Directive -> Single out the lines of the material that contain "values" and copy them.

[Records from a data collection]
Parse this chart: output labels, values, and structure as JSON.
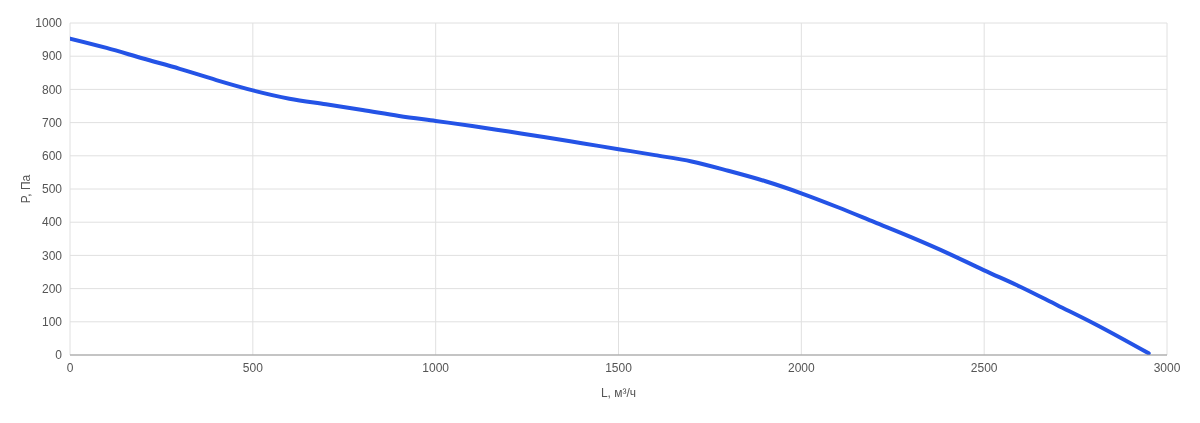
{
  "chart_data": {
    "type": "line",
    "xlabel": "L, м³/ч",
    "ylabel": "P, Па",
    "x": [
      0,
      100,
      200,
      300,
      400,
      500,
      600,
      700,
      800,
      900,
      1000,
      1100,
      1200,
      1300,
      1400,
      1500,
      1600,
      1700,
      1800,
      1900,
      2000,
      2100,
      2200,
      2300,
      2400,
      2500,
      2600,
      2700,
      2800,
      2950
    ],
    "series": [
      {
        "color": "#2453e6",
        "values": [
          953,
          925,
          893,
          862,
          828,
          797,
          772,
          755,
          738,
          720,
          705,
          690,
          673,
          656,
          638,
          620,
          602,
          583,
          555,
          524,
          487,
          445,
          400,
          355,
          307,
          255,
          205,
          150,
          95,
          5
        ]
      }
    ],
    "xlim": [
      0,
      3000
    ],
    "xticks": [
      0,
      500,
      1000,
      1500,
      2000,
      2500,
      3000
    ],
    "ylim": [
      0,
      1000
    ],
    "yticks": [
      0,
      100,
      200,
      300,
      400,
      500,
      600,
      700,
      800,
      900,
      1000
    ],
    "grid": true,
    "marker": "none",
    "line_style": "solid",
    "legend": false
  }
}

Result of the task ->
Parse this chart: output labels, values, and structure as JSON.
        "values": [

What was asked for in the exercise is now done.